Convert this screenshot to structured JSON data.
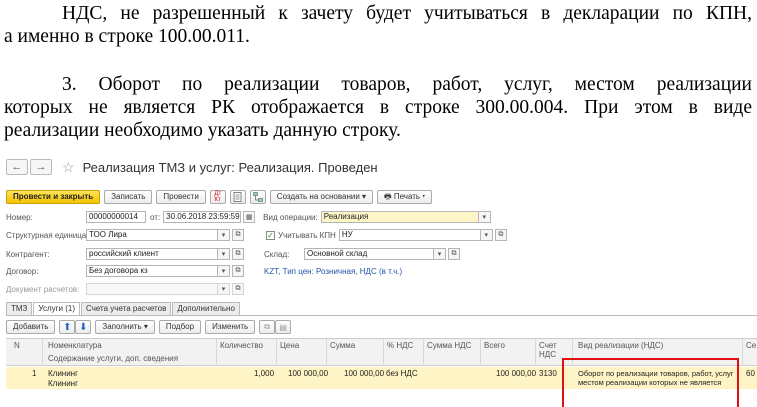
{
  "doc": {
    "p1_line1": "НДС, не разрешенный к зачету будет учитываться в декларации по КПН,",
    "p1_line2": "а именно в строке 100.00.011.",
    "p2_line1": "3. Оборот по реализации товаров, работ, услуг, местом реализации",
    "p2_line2": "которых не является РК отображается в строке 300.00.004. При этом в виде",
    "p2_line3": "реализации необходимо указать данную строку."
  },
  "window": {
    "back_icon": "arrow-left-icon",
    "forward_icon": "arrow-right-icon",
    "back_glyph": "←",
    "forward_glyph": "→",
    "star_glyph": "☆",
    "title": "Реализация ТМЗ и услуг: Реализация. Проведен"
  },
  "toolbar": {
    "post_close": "Провести и закрыть",
    "save": "Записать",
    "post": "Провести",
    "dtkt": "Дт\nКт",
    "create_based": "Создать на основании",
    "print": "Печать"
  },
  "form": {
    "number_label": "Номер:",
    "number_value": "00000000014",
    "from_label": "от:",
    "date_value": "30.06.2018 23:59:59",
    "op_type_label": "Вид операции:",
    "op_type_value": "Реализация",
    "struct_label": "Структурная единица:",
    "struct_value": "ТОО Лира",
    "kpn_label": "Учитывать КПН",
    "kpn_value": "НУ",
    "contractor_label": "Контрагент:",
    "contractor_value": "российский клиент",
    "warehouse_label": "Склад:",
    "warehouse_value": "Основной склад",
    "contract_label": "Договор:",
    "contract_value": "Без договора кз",
    "price_link": "KZT, Тип цен: Розничная, НДС (в т.ч.)",
    "settlement_label": "Документ расчетов:"
  },
  "tabs": [
    "ТМЗ",
    "Услуги (1)",
    "Счета учета расчетов",
    "Дополнительно"
  ],
  "table_toolbar": {
    "add": "Добавить",
    "fill": "Заполнить",
    "select": "Подбор",
    "change": "Изменить"
  },
  "table": {
    "headers": {
      "n": "N",
      "nomenclature": "Номенклатура",
      "content": "Содержание услуги, доп. сведения",
      "qty": "Количество",
      "price": "Цена",
      "sum": "Сумма",
      "vat_pct": "% НДС",
      "vat_sum": "Сумма НДС",
      "total": "Всего",
      "account": "Счет\nНДС",
      "sale_type": "Вид реализации (НДС)",
      "extra": "Се"
    },
    "rows": [
      {
        "n": "1",
        "nomenclature": "Клининг",
        "content": "Клининг",
        "qty": "1,000",
        "price": "100 000,00",
        "sum": "100 000,00",
        "vat_pct": "без НДС",
        "vat_sum": "",
        "total": "100 000,00",
        "account": "3130",
        "sale_type_l1": "Оборот по реализации товаров, работ, услуг",
        "sale_type_l2": "местом реализации которых не является",
        "extra": "60"
      }
    ]
  },
  "colors": {
    "primary_button": "#f5c400",
    "highlight_row": "#fff4c6",
    "red_box": "#e01010",
    "link": "#2255aa"
  }
}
^^^^
#### Exercise goal
Return each line exactly as written. Any picture gets left out.

#### Solution to this task
Convert this screenshot to structured JSON data.
{
  "doc": {
    "p1_line1": "НДС, не разрешенный к зачету будет учитываться в декларации по КПН,",
    "p1_line2": "а именно в строке 100.00.011.",
    "p2_line1": "3. Оборот по реализации товаров, работ, услуг, местом реализации",
    "p2_line2": "которых не является РК отображается в строке 300.00.004. При этом в виде",
    "p2_line3": "реализации необходимо указать данную строку."
  },
  "window": {
    "back_icon": "arrow-left-icon",
    "forward_icon": "arrow-right-icon",
    "back_glyph": "←",
    "forward_glyph": "→",
    "star_glyph": "☆",
    "title": "Реализация ТМЗ и услуг: Реализация. Проведен"
  },
  "toolbar": {
    "post_close": "Провести и закрыть",
    "save": "Записать",
    "post": "Провести",
    "dtkt": "Дт\nКт",
    "create_based": "Создать на основании",
    "print": "Печать"
  },
  "form": {
    "number_label": "Номер:",
    "number_value": "00000000014",
    "from_label": "от:",
    "date_value": "30.06.2018 23:59:59",
    "op_type_label": "Вид операции:",
    "op_type_value": "Реализация",
    "struct_label": "Структурная единица:",
    "struct_value": "ТОО Лира",
    "kpn_label": "Учитывать КПН",
    "kpn_value": "НУ",
    "contractor_label": "Контрагент:",
    "contractor_value": "российский клиент",
    "warehouse_label": "Склад:",
    "warehouse_value": "Основной склад",
    "contract_label": "Договор:",
    "contract_value": "Без договора кз",
    "price_link": "KZT, Тип цен: Розничная, НДС (в т.ч.)",
    "settlement_label": "Документ расчетов:"
  },
  "tabs": [
    "ТМЗ",
    "Услуги (1)",
    "Счета учета расчетов",
    "Дополнительно"
  ],
  "table_toolbar": {
    "add": "Добавить",
    "fill": "Заполнить",
    "select": "Подбор",
    "change": "Изменить"
  },
  "table": {
    "headers": {
      "n": "N",
      "nomenclature": "Номенклатура",
      "content": "Содержание услуги, доп. сведения",
      "qty": "Количество",
      "price": "Цена",
      "sum": "Сумма",
      "vat_pct": "% НДС",
      "vat_sum": "Сумма НДС",
      "total": "Всего",
      "account": "Счет\nНДС",
      "sale_type": "Вид реализации (НДС)",
      "extra": "Се"
    },
    "rows": [
      {
        "n": "1",
        "nomenclature": "Клининг",
        "content": "Клининг",
        "qty": "1,000",
        "price": "100 000,00",
        "sum": "100 000,00",
        "vat_pct": "без НДС",
        "vat_sum": "",
        "total": "100 000,00",
        "account": "3130",
        "sale_type_l1": "Оборот по реализации товаров, работ, услуг",
        "sale_type_l2": "местом реализации которых не является",
        "extra": "60"
      }
    ]
  },
  "colors": {
    "primary_button": "#f5c400",
    "highlight_row": "#fff4c6",
    "red_box": "#e01010",
    "link": "#2255aa"
  }
}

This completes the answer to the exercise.